Repeat the data verbatim.

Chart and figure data
## Start

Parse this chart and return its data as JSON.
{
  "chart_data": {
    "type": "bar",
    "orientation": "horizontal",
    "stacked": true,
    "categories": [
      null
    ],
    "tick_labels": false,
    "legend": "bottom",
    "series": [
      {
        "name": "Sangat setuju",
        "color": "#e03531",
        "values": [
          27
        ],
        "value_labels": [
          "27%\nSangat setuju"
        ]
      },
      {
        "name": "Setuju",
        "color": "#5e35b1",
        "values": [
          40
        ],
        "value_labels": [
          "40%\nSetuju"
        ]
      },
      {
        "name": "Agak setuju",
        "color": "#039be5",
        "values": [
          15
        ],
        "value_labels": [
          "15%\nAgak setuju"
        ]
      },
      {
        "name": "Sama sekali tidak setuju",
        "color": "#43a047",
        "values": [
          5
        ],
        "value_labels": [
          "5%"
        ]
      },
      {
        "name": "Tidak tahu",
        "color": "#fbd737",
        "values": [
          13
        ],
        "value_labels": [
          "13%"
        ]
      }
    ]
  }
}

## End

Written answer:
Parse this chart and return its data as JSON.
{
  "chart_data": {
    "type": "bar",
    "orientation": "horizontal",
    "stacked": true,
    "categories": [
      null
    ],
    "tick_labels": false,
    "legend": "bottom",
    "series": [
      {
        "name": "Sangat setuju",
        "color": "#e03531",
        "values": [
          27
        ],
        "value_labels": [
          "27%\nSangat setuju"
        ]
      },
      {
        "name": "Setuju",
        "color": "#5e35b1",
        "values": [
          40
        ],
        "value_labels": [
          "40%\nSetuju"
        ]
      },
      {
        "name": "Agak setuju",
        "color": "#039be5",
        "values": [
          15
        ],
        "value_labels": [
          "15%\nAgak setuju"
        ]
      },
      {
        "name": "Sama sekali tidak setuju",
        "color": "#43a047",
        "values": [
          5
        ],
        "value_labels": [
          "5%"
        ]
      },
      {
        "name": "Tidak tahu",
        "color": "#fbd737",
        "values": [
          13
        ],
        "value_labels": [
          "13%"
        ]
      }
    ]
  }
}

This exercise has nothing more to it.